■ Available data:

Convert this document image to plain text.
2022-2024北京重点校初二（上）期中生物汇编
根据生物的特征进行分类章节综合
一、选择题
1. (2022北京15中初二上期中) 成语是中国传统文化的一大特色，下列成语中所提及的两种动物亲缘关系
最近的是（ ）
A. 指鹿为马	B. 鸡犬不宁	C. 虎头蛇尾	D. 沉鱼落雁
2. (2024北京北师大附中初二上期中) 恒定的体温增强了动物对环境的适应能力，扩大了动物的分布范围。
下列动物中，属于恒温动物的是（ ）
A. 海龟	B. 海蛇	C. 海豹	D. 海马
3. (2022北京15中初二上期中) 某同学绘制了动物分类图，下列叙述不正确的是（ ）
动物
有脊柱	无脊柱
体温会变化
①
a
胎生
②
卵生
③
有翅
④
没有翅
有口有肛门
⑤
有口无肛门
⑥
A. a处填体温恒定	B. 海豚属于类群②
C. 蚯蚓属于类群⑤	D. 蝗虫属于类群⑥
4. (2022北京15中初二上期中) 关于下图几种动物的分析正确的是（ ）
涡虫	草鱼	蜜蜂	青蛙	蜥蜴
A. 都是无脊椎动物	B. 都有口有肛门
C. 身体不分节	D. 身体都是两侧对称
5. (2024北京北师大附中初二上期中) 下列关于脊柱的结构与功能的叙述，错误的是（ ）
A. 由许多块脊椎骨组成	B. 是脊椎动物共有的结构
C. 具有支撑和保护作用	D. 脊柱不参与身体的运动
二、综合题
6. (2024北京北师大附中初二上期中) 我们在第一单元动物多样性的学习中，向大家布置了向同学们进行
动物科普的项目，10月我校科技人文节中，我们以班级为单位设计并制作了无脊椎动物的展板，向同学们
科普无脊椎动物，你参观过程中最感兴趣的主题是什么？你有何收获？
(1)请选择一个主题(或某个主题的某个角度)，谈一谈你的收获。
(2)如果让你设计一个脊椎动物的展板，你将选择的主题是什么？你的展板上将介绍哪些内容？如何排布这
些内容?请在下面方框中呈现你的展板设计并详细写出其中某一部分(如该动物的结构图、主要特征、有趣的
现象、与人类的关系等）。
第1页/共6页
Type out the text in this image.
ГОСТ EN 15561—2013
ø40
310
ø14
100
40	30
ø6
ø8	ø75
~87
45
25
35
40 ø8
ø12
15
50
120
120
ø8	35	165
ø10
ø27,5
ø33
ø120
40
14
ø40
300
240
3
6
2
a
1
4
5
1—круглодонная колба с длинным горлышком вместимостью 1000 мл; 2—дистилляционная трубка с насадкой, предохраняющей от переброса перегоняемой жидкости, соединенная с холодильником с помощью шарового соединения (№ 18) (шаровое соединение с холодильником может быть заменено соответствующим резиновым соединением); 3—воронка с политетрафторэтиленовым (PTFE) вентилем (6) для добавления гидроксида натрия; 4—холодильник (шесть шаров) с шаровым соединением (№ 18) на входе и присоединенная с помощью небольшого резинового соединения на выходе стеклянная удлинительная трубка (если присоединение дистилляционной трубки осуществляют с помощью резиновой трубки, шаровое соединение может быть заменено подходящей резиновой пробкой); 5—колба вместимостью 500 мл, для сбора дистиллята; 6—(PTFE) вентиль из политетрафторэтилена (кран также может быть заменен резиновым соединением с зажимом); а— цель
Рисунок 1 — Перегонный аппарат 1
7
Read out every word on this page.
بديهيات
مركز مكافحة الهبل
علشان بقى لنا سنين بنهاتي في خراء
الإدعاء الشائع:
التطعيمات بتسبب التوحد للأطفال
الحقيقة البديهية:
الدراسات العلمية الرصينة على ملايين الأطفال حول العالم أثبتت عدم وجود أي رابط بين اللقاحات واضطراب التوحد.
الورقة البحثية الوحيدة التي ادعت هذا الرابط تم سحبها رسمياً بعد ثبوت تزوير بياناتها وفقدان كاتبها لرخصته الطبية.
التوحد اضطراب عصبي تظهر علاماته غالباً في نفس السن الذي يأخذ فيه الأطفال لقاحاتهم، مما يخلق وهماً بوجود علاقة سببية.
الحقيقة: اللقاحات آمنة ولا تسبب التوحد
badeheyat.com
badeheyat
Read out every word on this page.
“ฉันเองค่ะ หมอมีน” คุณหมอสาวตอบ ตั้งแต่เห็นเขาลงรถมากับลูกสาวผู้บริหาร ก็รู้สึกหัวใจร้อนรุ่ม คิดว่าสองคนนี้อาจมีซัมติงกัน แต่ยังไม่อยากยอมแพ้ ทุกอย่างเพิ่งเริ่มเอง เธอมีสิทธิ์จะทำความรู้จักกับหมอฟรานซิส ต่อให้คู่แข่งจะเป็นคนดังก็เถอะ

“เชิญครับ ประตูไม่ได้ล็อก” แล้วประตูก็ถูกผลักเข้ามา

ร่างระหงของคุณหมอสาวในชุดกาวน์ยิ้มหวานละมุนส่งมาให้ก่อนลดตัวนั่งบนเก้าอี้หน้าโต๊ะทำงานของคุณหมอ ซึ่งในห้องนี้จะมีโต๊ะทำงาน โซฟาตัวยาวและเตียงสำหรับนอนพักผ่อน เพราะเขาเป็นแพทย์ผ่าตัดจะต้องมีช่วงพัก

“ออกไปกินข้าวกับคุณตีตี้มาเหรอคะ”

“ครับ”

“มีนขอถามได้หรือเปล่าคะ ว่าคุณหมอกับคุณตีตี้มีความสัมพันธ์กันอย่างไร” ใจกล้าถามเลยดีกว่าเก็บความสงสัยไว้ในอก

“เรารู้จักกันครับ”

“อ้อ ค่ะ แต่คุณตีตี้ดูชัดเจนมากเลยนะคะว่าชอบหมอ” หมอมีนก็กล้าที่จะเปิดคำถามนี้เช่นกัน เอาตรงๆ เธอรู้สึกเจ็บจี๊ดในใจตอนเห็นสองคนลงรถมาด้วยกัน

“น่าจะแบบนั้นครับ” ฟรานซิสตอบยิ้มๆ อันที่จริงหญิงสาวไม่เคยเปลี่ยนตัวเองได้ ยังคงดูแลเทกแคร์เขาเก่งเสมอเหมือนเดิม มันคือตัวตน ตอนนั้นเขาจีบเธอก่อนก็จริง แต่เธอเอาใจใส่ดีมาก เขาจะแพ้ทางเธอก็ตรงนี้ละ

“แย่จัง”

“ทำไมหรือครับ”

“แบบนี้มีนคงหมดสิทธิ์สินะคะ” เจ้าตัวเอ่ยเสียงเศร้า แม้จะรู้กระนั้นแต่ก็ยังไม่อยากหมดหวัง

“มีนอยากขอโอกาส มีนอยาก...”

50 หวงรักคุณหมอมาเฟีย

■ Given request: All entries shown above should be printed again exactly.

■ Worked answer:
Convert this document image to plain text.
2022-2024北京重点校初二（上）期中生物汇编
根据生物的特征进行分类章节综合
一、选择题
1. (2022北京15中初二上期中) 成语是中国传统文化的一大特色，下列成语中所提及的两种动物亲缘关系
最近的是（ ）
A. 指鹿为马	B. 鸡犬不宁	C. 虎头蛇尾	D. 沉鱼落雁
2. (2024北京北师大附中初二上期中) 恒定的体温增强了动物对环境的适应能力，扩大了动物的分布范围。
下列动物中，属于恒温动物的是（ ）
A. 海龟	B. 海蛇	C. 海豹	D. 海马
3. (2022北京15中初二上期中) 某同学绘制了动物分类图，下列叙述不正确的是（ ）
动物
有脊柱	无脊柱
体温会变化
①
a
胎生
②
卵生
③
有翅
④
没有翅
有口有肛门
⑤
有口无肛门
⑥
A. a处填体温恒定	B. 海豚属于类群②
C. 蚯蚓属于类群⑤	D. 蝗虫属于类群⑥
4. (2022北京15中初二上期中) 关于下图几种动物的分析正确的是（ ）
涡虫	草鱼	蜜蜂	青蛙	蜥蜴
A. 都是无脊椎动物	B. 都有口有肛门
C. 身体不分节	D. 身体都是两侧对称
5. (2024北京北师大附中初二上期中) 下列关于脊柱的结构与功能的叙述，错误的是（ ）
A. 由许多块脊椎骨组成	B. 是脊椎动物共有的结构
C. 具有支撑和保护作用	D. 脊柱不参与身体的运动
二、综合题
6. (2024北京北师大附中初二上期中) 我们在第一单元动物多样性的学习中，向大家布置了向同学们进行
动物科普的项目，10月我校科技人文节中，我们以班级为单位设计并制作了无脊椎动物的展板，向同学们
科普无脊椎动物，你参观过程中最感兴趣的主题是什么？你有何收获？
(1)请选择一个主题(或某个主题的某个角度)，谈一谈你的收获。
(2)如果让你设计一个脊椎动物的展板，你将选择的主题是什么？你的展板上将介绍哪些内容？如何排布这
些内容?请在下面方框中呈现你的展板设计并详细写出其中某一部分(如该动物的结构图、主要特征、有趣的
现象、与人类的关系等）。
第1页/共6页
Type out the text in this image.
ГОСТ EN 15561—2013
ø40
310
ø14
100
40	30
ø6
ø8	ø75
~87
45
25
35
40 ø8
ø12
15
50
120
120
ø8	35	165
ø10
ø27,5
ø33
ø120
40
14
ø40
300
240
3
6
2
a
1
4
5
1—круглодонная колба с длинным горлышком вместимостью 1000 мл; 2—дистилляционная трубка с насадкой, предохраняющей от переброса перегоняемой жидкости, соединенная с холодильником с помощью шарового соединения (№ 18) (шаровое соединение с холодильником может быть заменено соответствующим резиновым соединением); 3—воронка с политетрафторэтиленовым (PTFE) вентилем (6) для добавления гидроксида натрия; 4—холодильник (шесть шаров) с шаровым соединением (№ 18) на входе и присоединенная с помощью небольшого резинового соединения на выходе стеклянная удлинительная трубка (если присоединение дистилляционной трубки осуществляют с помощью резиновой трубки, шаровое соединение может быть заменено подходящей резиновой пробкой); 5—колба вместимостью 500 мл, для сбора дистиллята; 6—(PTFE) вентиль из политетрафторэтилена (кран также может быть заменен резиновым соединением с зажимом); а— цель
Рисунок 1 — Перегонный аппарат 1
7
Read out every word on this page.
بديهيات
مركز مكافحة الهبل
علشان بقى لنا سنين بنهاتي في خراء
الإدعاء الشائع:
التطعيمات بتسبب التوحد للأطفال
الحقيقة البديهية:
الدراسات العلمية الرصينة على ملايين الأطفال حول العالم أثبتت عدم وجود أي رابط بين اللقاحات واضطراب التوحد.
الورقة البحثية الوحيدة التي ادعت هذا الرابط تم سحبها رسمياً بعد ثبوت تزوير بياناتها وفقدان كاتبها لرخصته الطبية.
التوحد اضطراب عصبي تظهر علاماته غالباً في نفس السن الذي يأخذ فيه الأطفال لقاحاتهم، مما يخلق وهماً بوجود علاقة سببية.
الحقيقة: اللقاحات آمنة ولا تسبب التوحد
badeheyat.com
badeheyat
Read out every word on this page.
“ฉันเองค่ะ หมอมีน” คุณหมอสาวตอบ ตั้งแต่เห็นเขาลงรถมากับลูกสาวผู้บริหาร ก็รู้สึกหัวใจร้อนรุ่ม คิดว่าสองคนนี้อาจมีซัมติงกัน แต่ยังไม่อยากยอมแพ้ ทุกอย่างเพิ่งเริ่มเอง เธอมีสิทธิ์จะทำความรู้จักกับหมอฟรานซิส ต่อให้คู่แข่งจะเป็นคนดังก็เถอะ

“เชิญครับ ประตูไม่ได้ล็อก” แล้วประตูก็ถูกผลักเข้ามา

ร่างระหงของคุณหมอสาวในชุดกาวน์ยิ้มหวานละมุนส่งมาให้ก่อนลดตัวนั่งบนเก้าอี้หน้าโต๊ะทำงานของคุณหมอ ซึ่งในห้องนี้จะมีโต๊ะทำงาน โซฟาตัวยาวและเตียงสำหรับนอนพักผ่อน เพราะเขาเป็นแพทย์ผ่าตัดจะต้องมีช่วงพัก

“ออกไปกินข้าวกับคุณตีตี้มาเหรอคะ”

“ครับ”

“มีนขอถามได้หรือเปล่าคะ ว่าคุณหมอกับคุณตีตี้มีความสัมพันธ์กันอย่างไร” ใจกล้าถามเลยดีกว่าเก็บความสงสัยไว้ในอก

“เรารู้จักกันครับ”

“อ้อ ค่ะ แต่คุณตีตี้ดูชัดเจนมากเลยนะคะว่าชอบหมอ” หมอมีนก็กล้าที่จะเปิดคำถามนี้เช่นกัน เอาตรงๆ เธอรู้สึกเจ็บจี๊ดในใจตอนเห็นสองคนลงรถมาด้วยกัน

“น่าจะแบบนั้นครับ” ฟรานซิสตอบยิ้มๆ อันที่จริงหญิงสาวไม่เคยเปลี่ยนตัวเองได้ ยังคงดูแลเทกแคร์เขาเก่งเสมอเหมือนเดิม มันคือตัวตน ตอนนั้นเขาจีบเธอก่อนก็จริง แต่เธอเอาใจใส่ดีมาก เขาจะแพ้ทางเธอก็ตรงนี้ละ

“แย่จัง”

“ทำไมหรือครับ”

“แบบนี้มีนคงหมดสิทธิ์สินะคะ” เจ้าตัวเอ่ยเสียงเศร้า แม้จะรู้กระนั้นแต่ก็ยังไม่อยากหมดหวัง

“มีนอยากขอโอกาส มีนอยาก...”

50 หวงรักคุณหมอมาเฟีย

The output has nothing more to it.